Omit all images. Write out the rest of the material exactly.

** begin DATA LISTING **

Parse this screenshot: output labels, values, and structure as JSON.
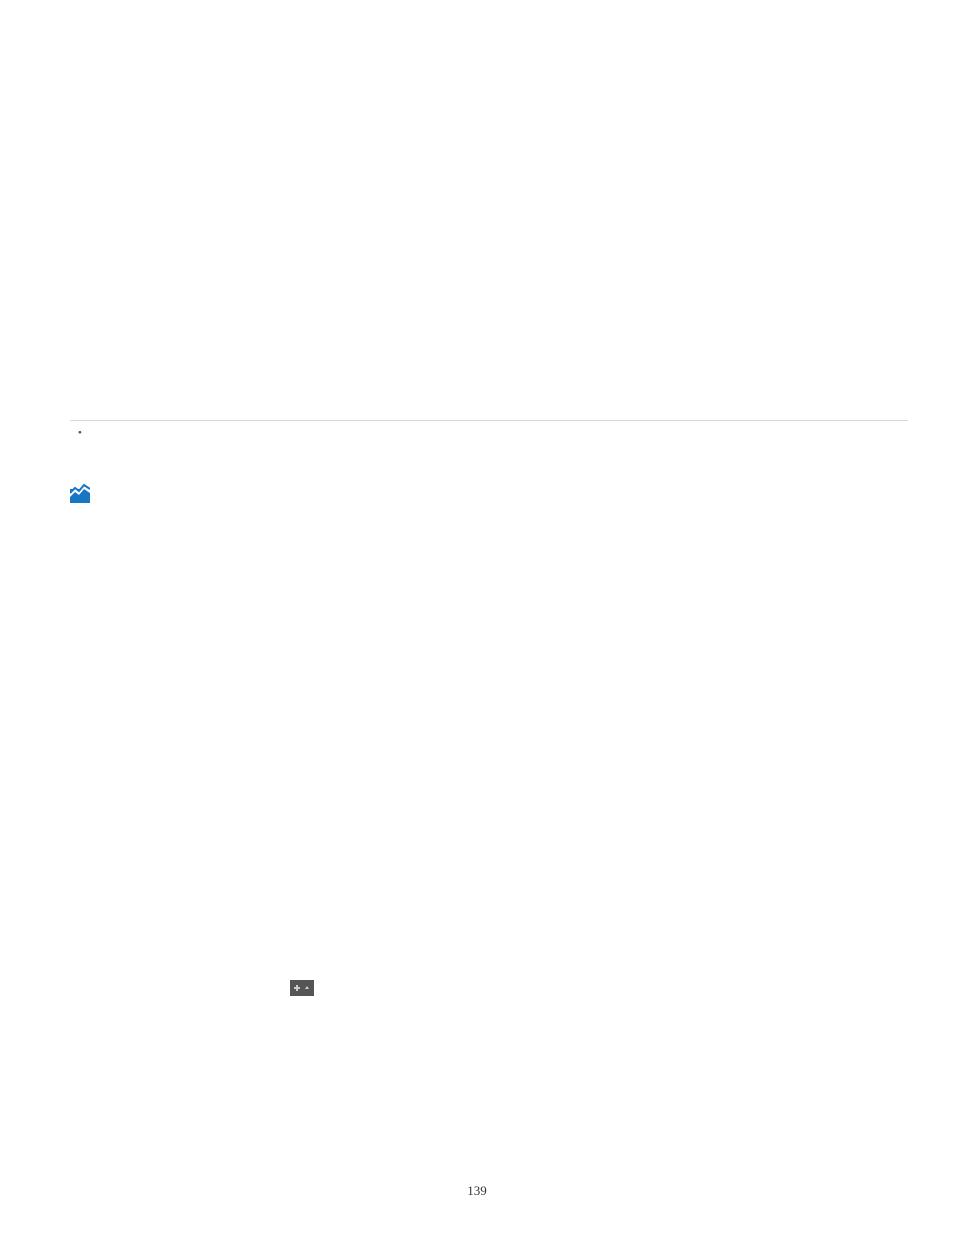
{
  "bullets": {
    "item1": "",
    "item2": ""
  },
  "page_number": "139"
}
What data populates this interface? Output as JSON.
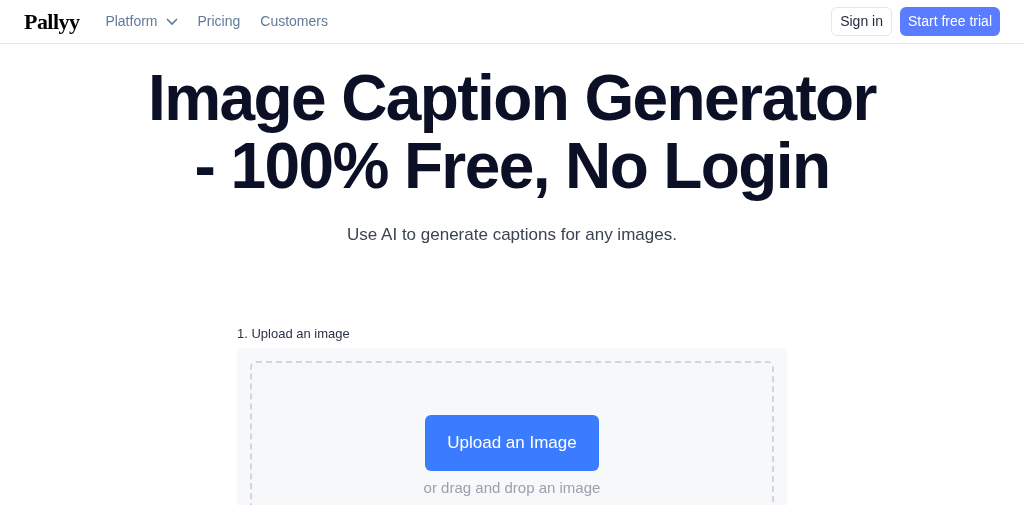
{
  "header": {
    "logo": "Pallyy",
    "nav": [
      {
        "label": "Platform",
        "has_menu": true
      },
      {
        "label": "Pricing",
        "has_menu": false
      },
      {
        "label": "Customers",
        "has_menu": false
      }
    ],
    "sign_in": "Sign in",
    "cta": "Start free trial"
  },
  "hero": {
    "title_lines": [
      "Image Caption Generator",
      "- 100% Free, No Login"
    ],
    "subtitle": "Use AI to generate captions for any images."
  },
  "upload": {
    "label": "1. Upload an image",
    "button": "Upload an Image",
    "hint": "or drag and drop an image"
  }
}
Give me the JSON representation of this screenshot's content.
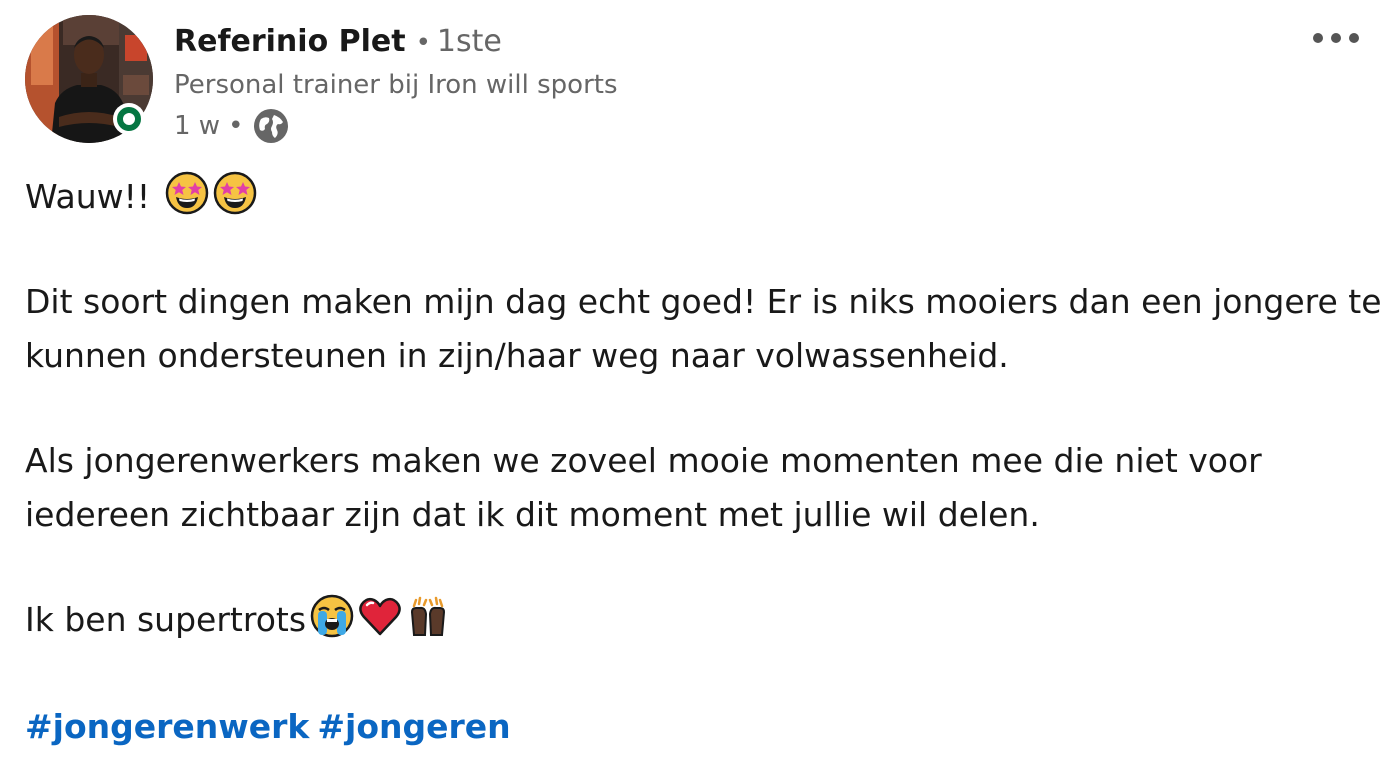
{
  "author": {
    "name": "Referinio Plet",
    "degree": "1ste",
    "headline": "Personal trainer bij Iron will sports",
    "time": "1 w",
    "visibility_icon": "globe-icon",
    "online_status": "online",
    "status_color": "#057642"
  },
  "post": {
    "line1": "Wauw!!",
    "line1_emojis": [
      "star-struck-icon",
      "star-struck-icon"
    ],
    "paragraph2": "Dit soort dingen maken mijn dag echt goed! Er is niks mooiers dan een jongere te kunnen ondersteunen in zijn/haar weg naar volwassenheid.",
    "paragraph3": "Als jongerenwerkers maken we zoveel mooie momenten mee die niet voor iedereen zichtbaar zijn dat ik dit moment met jullie wil delen.",
    "paragraph4": "Ik ben supertrots",
    "paragraph4_emojis": [
      "loudly-crying-face-icon",
      "red-heart-icon",
      "raising-hands-icon"
    ],
    "hashtags": [
      "#jongerenwerk",
      "#jongeren"
    ]
  },
  "colors": {
    "text": "#191919",
    "secondary_text": "#666666",
    "hashtag": "#0a66c2"
  },
  "menu_icon": "more-horizontal-icon"
}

** end DATA LISTING **

COMPLETE OUTPUT:
Parse this screenshot: output labels, values, and structure as JSON.
{
  "bullets": {
    "item1": "",
    "item2": ""
  },
  "page_number": "139"
}
What data populates this interface? Output as JSON.
{
  "header": {
    "logo": "Pallyy",
    "nav": [
      {
        "label": "Platform",
        "has_menu": true
      },
      {
        "label": "Pricing",
        "has_menu": false
      },
      {
        "label": "Customers",
        "has_menu": false
      }
    ],
    "sign_in": "Sign in",
    "cta": "Start free trial"
  },
  "hero": {
    "title_lines": [
      "Image Caption Generator",
      "- 100% Free, No Login"
    ],
    "subtitle": "Use AI to generate captions for any images."
  },
  "upload": {
    "label": "1. Upload an image",
    "button": "Upload an Image",
    "hint": "or drag and drop an image"
  }
}
Give me the JSON representation of this screenshot's content.
{
  "author": {
    "name": "Referinio Plet",
    "degree": "1ste",
    "headline": "Personal trainer bij Iron will sports",
    "time": "1 w",
    "visibility_icon": "globe-icon",
    "online_status": "online",
    "status_color": "#057642"
  },
  "post": {
    "line1": "Wauw!!",
    "line1_emojis": [
      "star-struck-icon",
      "star-struck-icon"
    ],
    "paragraph2": "Dit soort dingen maken mijn dag echt goed! Er is niks mooiers dan een jongere te kunnen ondersteunen in zijn/haar weg naar volwassenheid.",
    "paragraph3": "Als jongerenwerkers maken we zoveel mooie momenten mee die niet voor iedereen zichtbaar zijn dat ik dit moment met jullie wil delen.",
    "paragraph4": "Ik ben supertrots",
    "paragraph4_emojis": [
      "loudly-crying-face-icon",
      "red-heart-icon",
      "raising-hands-icon"
    ],
    "hashtags": [
      "#jongerenwerk",
      "#jongeren"
    ]
  },
  "colors": {
    "text": "#191919",
    "secondary_text": "#666666",
    "hashtag": "#0a66c2"
  },
  "menu_icon": "more-horizontal-icon"
}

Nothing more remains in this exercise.